- SUPPLIED RECORDS
## START

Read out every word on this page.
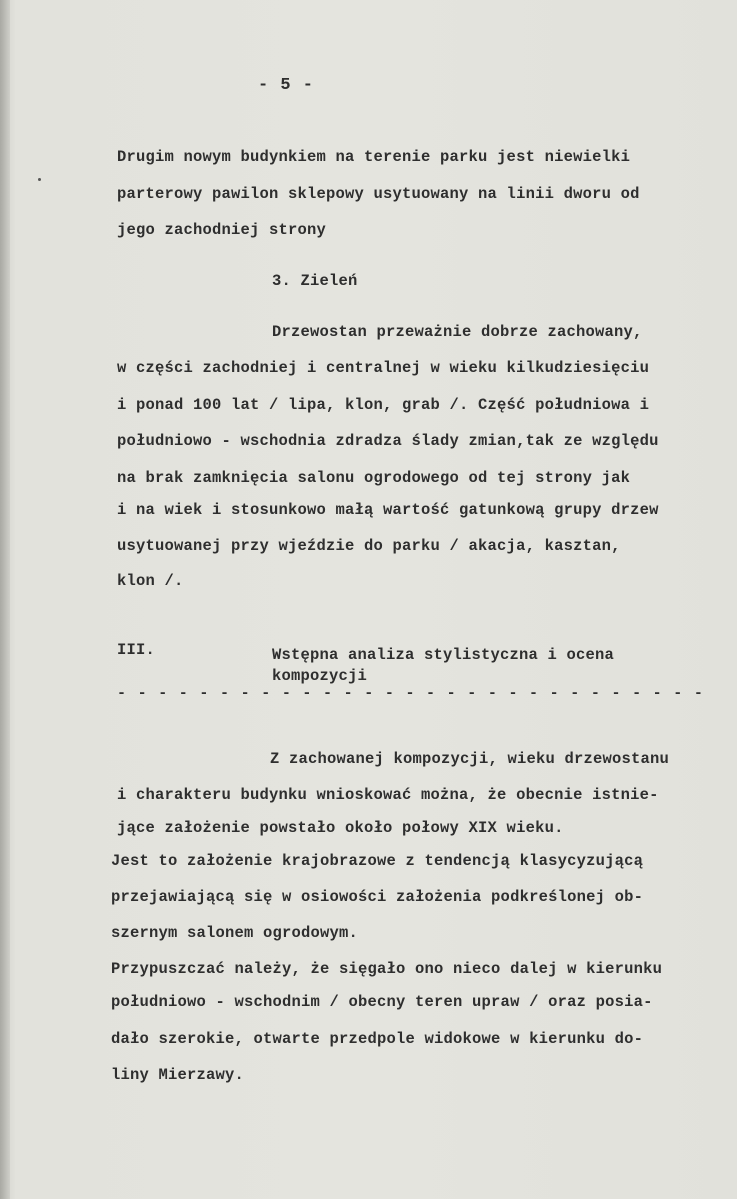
- 5 -
Drugim nowym budynkiem na terenie parku jest niewielki
parterowy pawilon sklepowy usytuowany na linii dworu od
jego zachodniej strony
3. Zieleń
Drzewostan przeważnie dobrze zachowany,
w części zachodniej i centralnej w wieku kilkudziesięciu
i ponad 100 lat / lipa, klon, grab /. Część południowa i
południowo - wschodnia zdradza ślady zmian,tak ze względu
na brak zamknięcia salonu ogrodowego od tej strony jak
i na wiek i stosunkowo małą wartość gatunkową grupy drzew
usytuowanej przy wjeździe do parku / akacja, kasztan,
klon /.
III.	Wstępna analiza stylistyczna i ocena
kompozycji
- - - - - - - - - - - - - - - - - - - - - - - - - - - - -
Z zachowanej kompozycji, wieku drzewostanu
i charakteru budynku wnioskować można, że obecnie istnie-
jące założenie powstało około połowy XIX wieku.
Jest to założenie krajobrazowe z tendencją klasycyzującą
przejawiającą się w osiowości założenia podkreślonej ob-
szernym salonem ogrodowym.
Przypuszczać należy, że sięgało ono nieco dalej w kierunku
południowo - wschodnim / obecny teren upraw / oraz posia-
dało szerokie, otwarte przedpole widokowe w kierunku do-
liny Mierzawy.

## END

Transcribe the records word for word and include no pictures.

Read out every word on this page.
- 5 -
Drugim nowym budynkiem na terenie parku jest niewielki
parterowy pawilon sklepowy usytuowany na linii dworu od
jego zachodniej strony
3. Zieleń
Drzewostan przeważnie dobrze zachowany,
w części zachodniej i centralnej w wieku kilkudziesięciu
i ponad 100 lat / lipa, klon, grab /. Część południowa i
południowo - wschodnia zdradza ślady zmian,tak ze względu
na brak zamknięcia salonu ogrodowego od tej strony jak
i na wiek i stosunkowo małą wartość gatunkową grupy drzew
usytuowanej przy wjeździe do parku / akacja, kasztan,
klon /.
III.	Wstępna analiza stylistyczna i ocena
kompozycji
- - - - - - - - - - - - - - - - - - - - - - - - - - - - -
Z zachowanej kompozycji, wieku drzewostanu
i charakteru budynku wnioskować można, że obecnie istnie-
jące założenie powstało około połowy XIX wieku.
Jest to założenie krajobrazowe z tendencją klasycyzującą
przejawiającą się w osiowości założenia podkreślonej ob-
szernym salonem ogrodowym.
Przypuszczać należy, że sięgało ono nieco dalej w kierunku
południowo - wschodnim / obecny teren upraw / oraz posia-
dało szerokie, otwarte przedpole widokowe w kierunku do-
liny Mierzawy.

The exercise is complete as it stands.